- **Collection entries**
══════════════════════════════

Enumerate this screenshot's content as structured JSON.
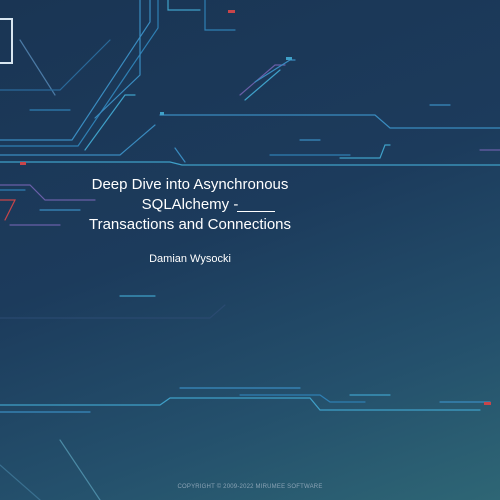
{
  "slide": {
    "title_lines": [
      "Deep Dive into Asynchronous",
      "SQLAlchemy -",
      "Transactions and Connections"
    ],
    "author": "Damian Wysocki",
    "copyright": "COPYRIGHT © 2009-2022 MIRUMEE SOFTWARE"
  },
  "colors": {
    "background_top": "#1a3554",
    "background_bottom": "#2e6675",
    "circuit_blue": "#2f7fb3",
    "circuit_cyan": "#3fa0c8",
    "circuit_purple": "#6a5fa8",
    "accent_red": "#c8454a",
    "text": "#ffffff"
  }
}
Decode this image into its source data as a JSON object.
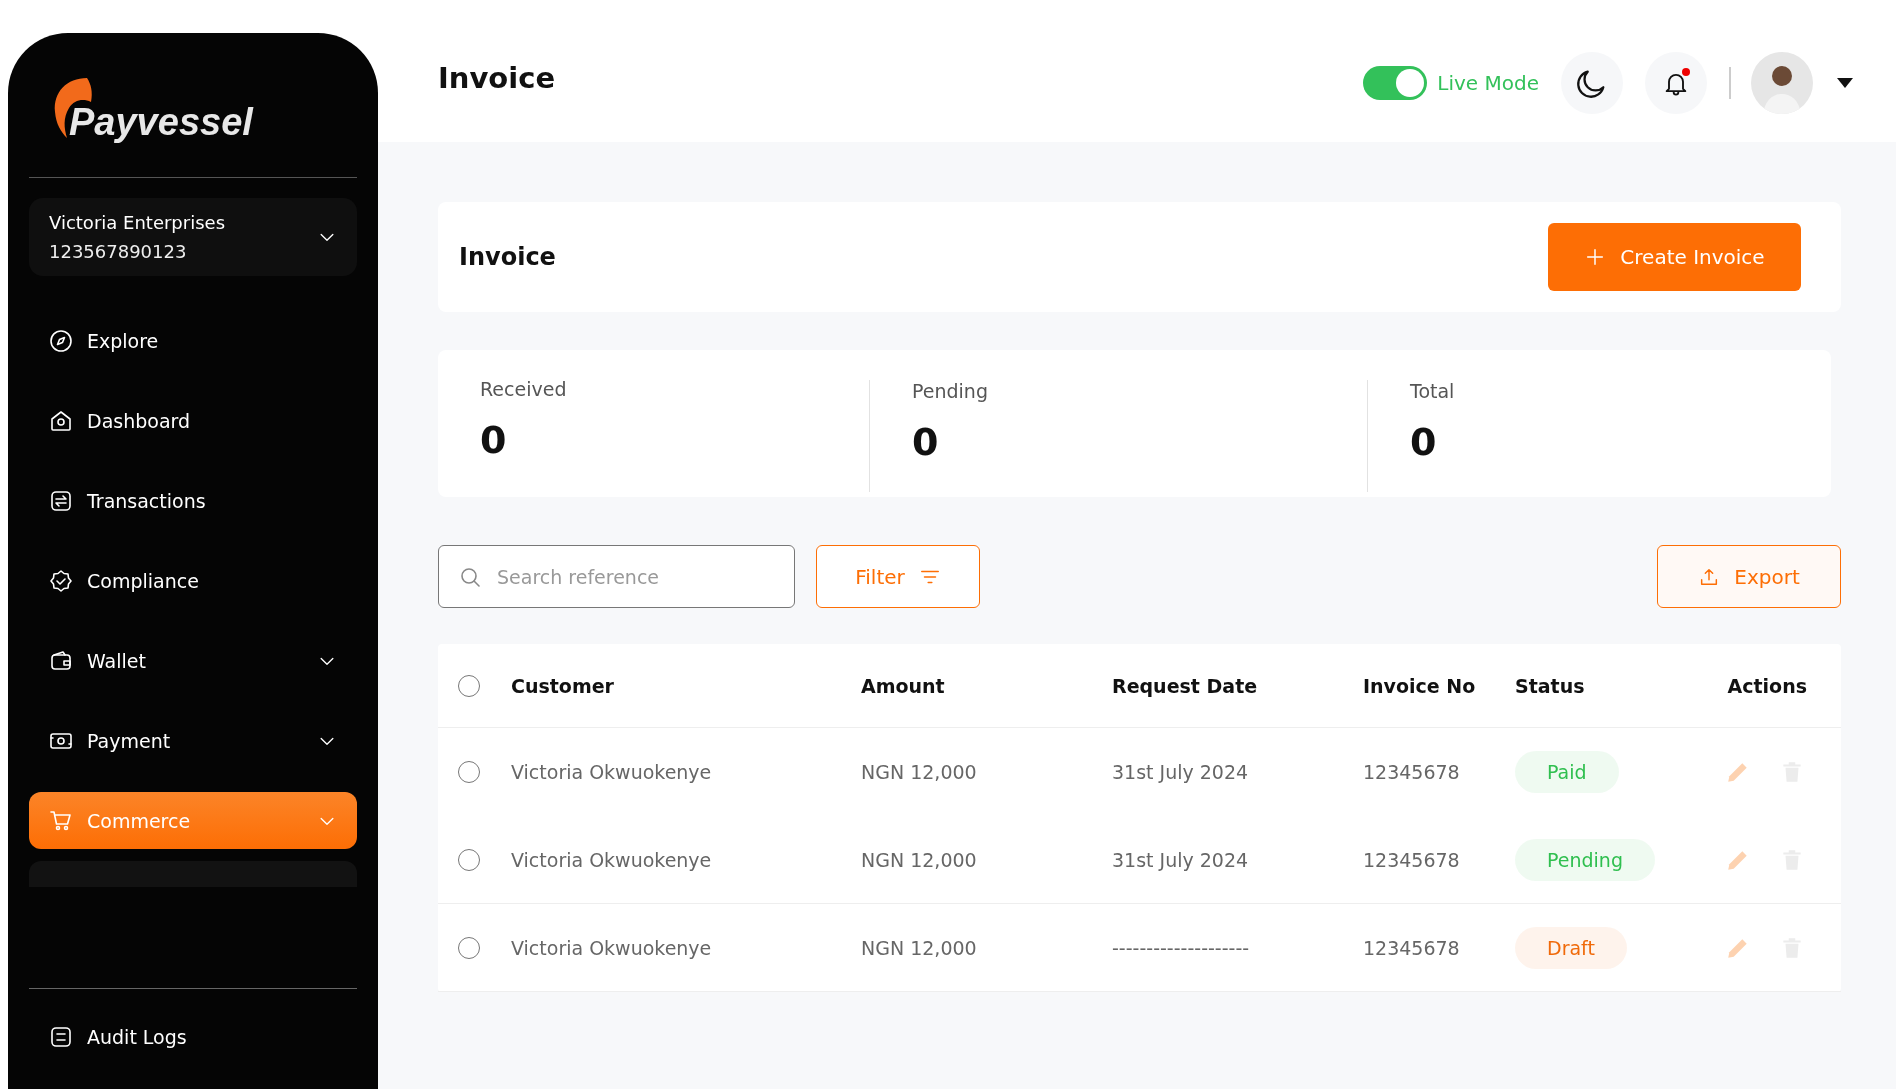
{
  "brand": {
    "name": "Payvessel"
  },
  "account": {
    "name": "Victoria Enterprises",
    "number": "123567890123"
  },
  "nav": [
    {
      "label": "Explore",
      "selected": false,
      "expandable": false
    },
    {
      "label": "Dashboard",
      "selected": false,
      "expandable": false
    },
    {
      "label": "Transactions",
      "selected": false,
      "expandable": false
    },
    {
      "label": "Compliance",
      "selected": false,
      "expandable": false
    },
    {
      "label": "Wallet",
      "selected": false,
      "expandable": true
    },
    {
      "label": "Payment",
      "selected": false,
      "expandable": true
    },
    {
      "label": "Commerce",
      "selected": true,
      "expandable": true
    }
  ],
  "nav_footer": {
    "label": "Audit Logs"
  },
  "header": {
    "title": "Invoice",
    "live_mode": {
      "label": "Live Mode",
      "on": true
    },
    "notifications": {
      "unread": true
    }
  },
  "panel": {
    "title": "Invoice",
    "create_button": "Create Invoice"
  },
  "stats": [
    {
      "label": "Received",
      "value": "0"
    },
    {
      "label": "Pending",
      "value": "0"
    },
    {
      "label": "Total",
      "value": "0"
    }
  ],
  "search": {
    "placeholder": "Search reference"
  },
  "filter_button": "Filter",
  "export_button": "Export",
  "table": {
    "columns": [
      "Customer",
      "Amount",
      "Request Date",
      "Invoice No",
      "Status",
      "Actions"
    ],
    "header_checked": false,
    "rows": [
      {
        "checked": false,
        "customer": "Victoria Okwuokenye",
        "amount": "NGN 12,000",
        "date": "31st July 2024",
        "invoice_no": "12345678",
        "status": {
          "label": "Paid",
          "color": "#2fbf4f"
        }
      },
      {
        "checked": false,
        "customer": "Victoria Okwuokenye",
        "amount": "NGN 12,000",
        "date": "31st July 2024",
        "invoice_no": "12345678",
        "status": {
          "label": "Pending",
          "color": "#2fbf4f"
        }
      },
      {
        "checked": false,
        "customer": "Victoria Okwuokenye",
        "amount": "NGN 12,000",
        "date": "--------------------",
        "invoice_no": "12345678",
        "status": {
          "label": "Draft",
          "color": "#f06a0a"
        }
      }
    ]
  }
}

══════════════════════════════

- **EXERCISE GOAL**
Each record above is to be restated exactly, with its pictures removed from the copy.

- **RESPONSE TO THIS TASK**
Enumerate this screenshot's content as structured JSON.
{
  "slide": {
    "title_lines": [
      "Deep Dive into Asynchronous",
      "SQLAlchemy -",
      "Transactions and Connections"
    ],
    "author": "Damian Wysocki",
    "copyright": "COPYRIGHT © 2009-2022 MIRUMEE SOFTWARE"
  },
  "colors": {
    "background_top": "#1a3554",
    "background_bottom": "#2e6675",
    "circuit_blue": "#2f7fb3",
    "circuit_cyan": "#3fa0c8",
    "circuit_purple": "#6a5fa8",
    "accent_red": "#c8454a",
    "text": "#ffffff"
  }
}
Decode this image into its source data as a JSON object.
{
  "brand": {
    "name": "Payvessel"
  },
  "account": {
    "name": "Victoria Enterprises",
    "number": "123567890123"
  },
  "nav": [
    {
      "label": "Explore",
      "selected": false,
      "expandable": false
    },
    {
      "label": "Dashboard",
      "selected": false,
      "expandable": false
    },
    {
      "label": "Transactions",
      "selected": false,
      "expandable": false
    },
    {
      "label": "Compliance",
      "selected": false,
      "expandable": false
    },
    {
      "label": "Wallet",
      "selected": false,
      "expandable": true
    },
    {
      "label": "Payment",
      "selected": false,
      "expandable": true
    },
    {
      "label": "Commerce",
      "selected": true,
      "expandable": true
    }
  ],
  "nav_footer": {
    "label": "Audit Logs"
  },
  "header": {
    "title": "Invoice",
    "live_mode": {
      "label": "Live Mode",
      "on": true
    },
    "notifications": {
      "unread": true
    }
  },
  "panel": {
    "title": "Invoice",
    "create_button": "Create Invoice"
  },
  "stats": [
    {
      "label": "Received",
      "value": "0"
    },
    {
      "label": "Pending",
      "value": "0"
    },
    {
      "label": "Total",
      "value": "0"
    }
  ],
  "search": {
    "placeholder": "Search reference"
  },
  "filter_button": "Filter",
  "export_button": "Export",
  "table": {
    "columns": [
      "Customer",
      "Amount",
      "Request Date",
      "Invoice No",
      "Status",
      "Actions"
    ],
    "header_checked": false,
    "rows": [
      {
        "checked": false,
        "customer": "Victoria Okwuokenye",
        "amount": "NGN 12,000",
        "date": "31st July 2024",
        "invoice_no": "12345678",
        "status": {
          "label": "Paid",
          "color": "#2fbf4f"
        }
      },
      {
        "checked": false,
        "customer": "Victoria Okwuokenye",
        "amount": "NGN 12,000",
        "date": "31st July 2024",
        "invoice_no": "12345678",
        "status": {
          "label": "Pending",
          "color": "#2fbf4f"
        }
      },
      {
        "checked": false,
        "customer": "Victoria Okwuokenye",
        "amount": "NGN 12,000",
        "date": "--------------------",
        "invoice_no": "12345678",
        "status": {
          "label": "Draft",
          "color": "#f06a0a"
        }
      }
    ]
  }
}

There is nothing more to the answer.